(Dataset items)
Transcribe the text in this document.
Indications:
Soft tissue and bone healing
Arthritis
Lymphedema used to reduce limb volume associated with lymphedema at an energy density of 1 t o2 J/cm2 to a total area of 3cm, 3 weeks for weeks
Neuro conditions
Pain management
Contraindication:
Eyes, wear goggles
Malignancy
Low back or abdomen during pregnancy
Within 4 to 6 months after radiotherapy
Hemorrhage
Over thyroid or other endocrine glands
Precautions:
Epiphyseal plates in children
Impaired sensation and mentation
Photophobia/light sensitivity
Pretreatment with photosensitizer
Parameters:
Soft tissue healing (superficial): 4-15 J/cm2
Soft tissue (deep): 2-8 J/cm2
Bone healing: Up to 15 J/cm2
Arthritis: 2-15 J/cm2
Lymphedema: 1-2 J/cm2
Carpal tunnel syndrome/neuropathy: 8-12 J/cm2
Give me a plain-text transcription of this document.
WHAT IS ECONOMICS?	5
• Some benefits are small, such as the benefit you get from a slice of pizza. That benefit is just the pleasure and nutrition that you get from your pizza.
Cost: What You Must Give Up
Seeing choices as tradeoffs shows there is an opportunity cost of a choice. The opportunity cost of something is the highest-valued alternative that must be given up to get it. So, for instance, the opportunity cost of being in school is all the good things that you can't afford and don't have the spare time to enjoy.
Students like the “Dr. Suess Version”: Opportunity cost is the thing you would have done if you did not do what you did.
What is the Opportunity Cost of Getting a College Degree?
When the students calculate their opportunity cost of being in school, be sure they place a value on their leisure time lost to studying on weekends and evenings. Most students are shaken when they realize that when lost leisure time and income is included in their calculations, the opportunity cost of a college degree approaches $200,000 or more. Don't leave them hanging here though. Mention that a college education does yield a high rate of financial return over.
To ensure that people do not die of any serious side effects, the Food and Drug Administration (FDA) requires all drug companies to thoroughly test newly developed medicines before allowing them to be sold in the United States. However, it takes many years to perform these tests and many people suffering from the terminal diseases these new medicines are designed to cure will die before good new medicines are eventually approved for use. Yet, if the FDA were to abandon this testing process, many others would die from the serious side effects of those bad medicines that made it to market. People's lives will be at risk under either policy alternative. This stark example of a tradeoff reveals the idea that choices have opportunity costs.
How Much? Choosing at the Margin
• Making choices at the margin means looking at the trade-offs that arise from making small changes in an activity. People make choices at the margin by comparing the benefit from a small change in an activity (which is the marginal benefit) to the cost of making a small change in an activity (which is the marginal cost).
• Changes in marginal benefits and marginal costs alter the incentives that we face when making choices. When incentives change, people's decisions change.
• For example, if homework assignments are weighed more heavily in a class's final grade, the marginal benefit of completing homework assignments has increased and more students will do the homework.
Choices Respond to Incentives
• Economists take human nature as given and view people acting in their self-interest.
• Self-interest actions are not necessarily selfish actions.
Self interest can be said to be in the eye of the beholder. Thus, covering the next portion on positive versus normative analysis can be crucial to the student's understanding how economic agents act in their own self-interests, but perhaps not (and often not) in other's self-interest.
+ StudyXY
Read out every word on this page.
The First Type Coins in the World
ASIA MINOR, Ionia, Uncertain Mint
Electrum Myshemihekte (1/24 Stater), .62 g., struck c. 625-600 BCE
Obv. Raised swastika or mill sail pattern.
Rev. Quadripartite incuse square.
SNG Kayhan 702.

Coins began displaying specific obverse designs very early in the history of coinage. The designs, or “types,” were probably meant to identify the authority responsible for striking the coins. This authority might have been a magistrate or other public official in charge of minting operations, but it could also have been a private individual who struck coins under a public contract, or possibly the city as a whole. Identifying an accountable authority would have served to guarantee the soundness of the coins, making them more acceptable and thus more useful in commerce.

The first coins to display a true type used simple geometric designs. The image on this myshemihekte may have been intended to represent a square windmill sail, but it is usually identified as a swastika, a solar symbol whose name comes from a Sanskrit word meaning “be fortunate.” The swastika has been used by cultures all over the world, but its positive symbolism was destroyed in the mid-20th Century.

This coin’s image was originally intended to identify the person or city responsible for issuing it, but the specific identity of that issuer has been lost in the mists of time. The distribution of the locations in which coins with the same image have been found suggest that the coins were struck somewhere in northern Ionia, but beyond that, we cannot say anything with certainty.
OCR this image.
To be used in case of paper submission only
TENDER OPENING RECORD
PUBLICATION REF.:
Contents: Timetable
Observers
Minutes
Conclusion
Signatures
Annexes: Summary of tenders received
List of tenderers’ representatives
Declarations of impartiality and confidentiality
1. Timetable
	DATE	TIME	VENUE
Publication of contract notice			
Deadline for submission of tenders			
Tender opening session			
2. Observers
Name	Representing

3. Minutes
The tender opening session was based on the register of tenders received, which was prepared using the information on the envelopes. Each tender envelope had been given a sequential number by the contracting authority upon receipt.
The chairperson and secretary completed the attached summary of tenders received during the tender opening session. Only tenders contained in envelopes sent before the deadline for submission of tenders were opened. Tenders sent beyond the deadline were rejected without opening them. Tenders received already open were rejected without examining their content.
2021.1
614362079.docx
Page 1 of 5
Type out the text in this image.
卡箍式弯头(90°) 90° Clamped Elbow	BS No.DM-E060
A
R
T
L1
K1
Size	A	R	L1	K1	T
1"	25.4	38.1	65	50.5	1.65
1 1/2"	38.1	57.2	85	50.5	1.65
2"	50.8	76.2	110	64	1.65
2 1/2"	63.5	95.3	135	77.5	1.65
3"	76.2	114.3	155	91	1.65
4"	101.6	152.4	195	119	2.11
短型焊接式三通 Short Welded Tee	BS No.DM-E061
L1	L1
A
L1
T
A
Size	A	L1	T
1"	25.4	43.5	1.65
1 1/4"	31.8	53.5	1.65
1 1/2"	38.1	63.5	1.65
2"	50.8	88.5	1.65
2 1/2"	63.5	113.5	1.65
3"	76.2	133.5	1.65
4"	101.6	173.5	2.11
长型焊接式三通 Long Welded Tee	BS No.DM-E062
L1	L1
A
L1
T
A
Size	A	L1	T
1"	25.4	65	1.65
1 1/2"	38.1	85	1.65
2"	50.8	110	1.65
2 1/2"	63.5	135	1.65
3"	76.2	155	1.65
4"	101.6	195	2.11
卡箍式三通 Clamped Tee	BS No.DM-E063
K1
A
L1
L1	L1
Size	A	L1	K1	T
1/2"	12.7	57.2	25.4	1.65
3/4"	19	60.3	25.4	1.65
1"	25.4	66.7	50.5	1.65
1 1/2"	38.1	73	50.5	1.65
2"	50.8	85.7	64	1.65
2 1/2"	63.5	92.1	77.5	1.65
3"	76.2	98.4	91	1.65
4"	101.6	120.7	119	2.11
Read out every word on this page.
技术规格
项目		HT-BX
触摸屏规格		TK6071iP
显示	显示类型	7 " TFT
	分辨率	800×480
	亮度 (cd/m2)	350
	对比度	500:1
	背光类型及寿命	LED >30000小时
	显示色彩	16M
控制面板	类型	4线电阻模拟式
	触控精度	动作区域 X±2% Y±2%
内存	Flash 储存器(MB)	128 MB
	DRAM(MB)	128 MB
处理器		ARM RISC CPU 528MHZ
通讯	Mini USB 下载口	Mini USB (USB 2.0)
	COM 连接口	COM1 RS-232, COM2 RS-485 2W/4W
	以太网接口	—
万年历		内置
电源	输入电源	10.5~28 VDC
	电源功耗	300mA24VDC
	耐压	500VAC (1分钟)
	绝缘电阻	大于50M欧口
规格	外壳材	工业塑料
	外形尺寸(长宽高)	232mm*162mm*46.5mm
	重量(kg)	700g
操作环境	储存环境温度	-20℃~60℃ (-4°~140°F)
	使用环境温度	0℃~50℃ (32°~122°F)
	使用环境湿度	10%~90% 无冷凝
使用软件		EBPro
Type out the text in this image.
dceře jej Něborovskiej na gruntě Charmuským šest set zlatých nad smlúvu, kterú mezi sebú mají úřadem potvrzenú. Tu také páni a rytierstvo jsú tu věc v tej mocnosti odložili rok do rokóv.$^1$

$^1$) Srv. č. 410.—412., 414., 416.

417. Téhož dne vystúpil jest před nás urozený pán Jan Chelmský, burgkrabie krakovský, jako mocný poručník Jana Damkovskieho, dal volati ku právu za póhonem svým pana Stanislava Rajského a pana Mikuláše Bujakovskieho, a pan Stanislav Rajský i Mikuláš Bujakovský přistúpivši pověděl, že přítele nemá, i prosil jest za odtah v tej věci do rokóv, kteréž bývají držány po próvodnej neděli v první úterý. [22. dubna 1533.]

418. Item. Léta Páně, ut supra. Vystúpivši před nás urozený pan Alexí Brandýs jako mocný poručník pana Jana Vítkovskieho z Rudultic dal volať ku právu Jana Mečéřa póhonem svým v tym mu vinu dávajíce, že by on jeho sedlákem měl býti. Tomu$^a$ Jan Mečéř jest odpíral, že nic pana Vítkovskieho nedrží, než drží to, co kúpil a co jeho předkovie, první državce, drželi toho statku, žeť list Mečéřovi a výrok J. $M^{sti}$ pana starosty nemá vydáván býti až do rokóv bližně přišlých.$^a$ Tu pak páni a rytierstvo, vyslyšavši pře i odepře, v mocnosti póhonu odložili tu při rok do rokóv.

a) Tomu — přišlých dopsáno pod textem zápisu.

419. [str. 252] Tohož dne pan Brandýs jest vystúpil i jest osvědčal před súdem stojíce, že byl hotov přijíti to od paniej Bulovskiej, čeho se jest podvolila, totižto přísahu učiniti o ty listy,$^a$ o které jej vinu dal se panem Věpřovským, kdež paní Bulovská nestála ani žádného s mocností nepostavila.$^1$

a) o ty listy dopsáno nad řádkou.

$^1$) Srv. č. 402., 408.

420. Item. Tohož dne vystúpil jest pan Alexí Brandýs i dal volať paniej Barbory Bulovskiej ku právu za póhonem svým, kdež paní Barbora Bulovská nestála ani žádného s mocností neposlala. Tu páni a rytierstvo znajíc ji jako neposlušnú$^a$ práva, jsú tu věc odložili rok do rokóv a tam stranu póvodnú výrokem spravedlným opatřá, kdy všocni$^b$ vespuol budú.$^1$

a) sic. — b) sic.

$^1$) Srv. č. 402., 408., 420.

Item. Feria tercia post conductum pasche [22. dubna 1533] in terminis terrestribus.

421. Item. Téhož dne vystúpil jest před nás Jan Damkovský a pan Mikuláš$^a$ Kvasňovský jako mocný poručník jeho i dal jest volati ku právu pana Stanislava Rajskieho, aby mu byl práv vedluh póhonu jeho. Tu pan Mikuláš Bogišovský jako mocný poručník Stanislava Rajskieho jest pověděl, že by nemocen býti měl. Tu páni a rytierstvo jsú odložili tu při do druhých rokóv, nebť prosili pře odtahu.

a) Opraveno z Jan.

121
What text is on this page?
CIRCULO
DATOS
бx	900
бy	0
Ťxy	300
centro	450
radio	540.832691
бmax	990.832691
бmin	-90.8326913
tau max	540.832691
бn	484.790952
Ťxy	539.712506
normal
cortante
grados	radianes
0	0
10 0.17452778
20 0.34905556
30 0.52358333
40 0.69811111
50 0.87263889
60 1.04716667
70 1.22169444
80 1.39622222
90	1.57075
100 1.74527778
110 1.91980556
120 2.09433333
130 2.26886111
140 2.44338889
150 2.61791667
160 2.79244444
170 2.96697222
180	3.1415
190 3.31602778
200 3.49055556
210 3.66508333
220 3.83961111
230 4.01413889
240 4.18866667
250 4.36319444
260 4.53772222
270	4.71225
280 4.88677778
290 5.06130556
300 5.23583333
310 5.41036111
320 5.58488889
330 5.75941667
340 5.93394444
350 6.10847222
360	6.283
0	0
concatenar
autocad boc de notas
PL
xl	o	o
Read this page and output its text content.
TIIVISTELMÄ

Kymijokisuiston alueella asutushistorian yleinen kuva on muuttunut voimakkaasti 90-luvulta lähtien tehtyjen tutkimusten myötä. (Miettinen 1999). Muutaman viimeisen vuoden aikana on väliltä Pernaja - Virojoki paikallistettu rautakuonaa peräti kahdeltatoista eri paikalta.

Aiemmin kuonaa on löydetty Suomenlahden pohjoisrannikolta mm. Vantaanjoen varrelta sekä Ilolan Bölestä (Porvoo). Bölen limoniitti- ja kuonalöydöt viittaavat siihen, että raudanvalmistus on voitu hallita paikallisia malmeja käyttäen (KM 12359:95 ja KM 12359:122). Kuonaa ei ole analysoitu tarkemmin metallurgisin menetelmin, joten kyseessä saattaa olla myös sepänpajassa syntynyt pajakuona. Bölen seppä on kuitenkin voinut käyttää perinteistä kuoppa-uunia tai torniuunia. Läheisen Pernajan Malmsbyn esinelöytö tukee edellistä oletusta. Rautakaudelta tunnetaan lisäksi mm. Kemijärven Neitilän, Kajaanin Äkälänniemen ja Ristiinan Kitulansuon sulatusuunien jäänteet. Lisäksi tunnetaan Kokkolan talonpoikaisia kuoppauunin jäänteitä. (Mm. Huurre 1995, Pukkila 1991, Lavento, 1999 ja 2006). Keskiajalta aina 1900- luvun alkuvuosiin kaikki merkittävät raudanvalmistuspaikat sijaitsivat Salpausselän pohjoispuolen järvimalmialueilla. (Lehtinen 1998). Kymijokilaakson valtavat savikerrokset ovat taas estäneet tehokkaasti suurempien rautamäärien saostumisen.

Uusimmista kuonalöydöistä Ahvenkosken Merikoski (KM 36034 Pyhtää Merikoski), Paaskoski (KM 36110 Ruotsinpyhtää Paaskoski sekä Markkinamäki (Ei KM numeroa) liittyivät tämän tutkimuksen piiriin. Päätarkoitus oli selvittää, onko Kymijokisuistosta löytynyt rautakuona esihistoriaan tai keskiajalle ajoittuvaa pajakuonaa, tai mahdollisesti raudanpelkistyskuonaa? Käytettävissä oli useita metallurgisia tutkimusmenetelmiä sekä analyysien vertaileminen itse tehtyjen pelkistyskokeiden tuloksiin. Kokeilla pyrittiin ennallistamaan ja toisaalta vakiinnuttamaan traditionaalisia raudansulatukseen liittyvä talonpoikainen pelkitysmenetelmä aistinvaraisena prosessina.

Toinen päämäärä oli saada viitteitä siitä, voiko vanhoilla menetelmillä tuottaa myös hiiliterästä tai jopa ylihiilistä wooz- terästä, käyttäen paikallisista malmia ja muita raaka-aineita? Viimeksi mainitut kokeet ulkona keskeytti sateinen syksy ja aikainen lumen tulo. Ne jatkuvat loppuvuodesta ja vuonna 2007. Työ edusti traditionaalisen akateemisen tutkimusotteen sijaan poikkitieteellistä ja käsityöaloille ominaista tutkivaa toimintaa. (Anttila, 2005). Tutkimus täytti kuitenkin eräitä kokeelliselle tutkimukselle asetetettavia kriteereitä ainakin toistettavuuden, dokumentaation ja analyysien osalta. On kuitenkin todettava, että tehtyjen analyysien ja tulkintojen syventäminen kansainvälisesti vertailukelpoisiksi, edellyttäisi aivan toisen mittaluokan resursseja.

# Stated exercise:
Which lines hold the word "kdež"? Copy each of them from the records.

# Answer to the exercise:
419. [str. 252] Tohož dne pan Brandýs jest vystúpil i jest osvědčal před súdem stojíce, že byl hotov přijíti to od paniej Bulovskiej, čeho se jest podvolila, totižto přísahu učiniti o ty listy,$^a$ o které jej vinu dal se panem Věpřovským, kdež paní Bulovská nestála ani žádného s mocností nepostavila.$^1$
420. Item. Tohož dne vystúpil jest pan Alexí Brandýs i dal volať paniej Barbory Bulovskiej ku právu za póhonem svým, kdež paní Barbora Bulovská nestála ani žádného s mocností neposlala. Tu páni a rytierstvo znajíc ji jako neposlušnú$^a$ práva, jsú tu věc odložili rok do rokóv a tam stranu póvodnú výrokem spravedlným opatřá, kdy všocni$^b$ vespuol budú.$^1$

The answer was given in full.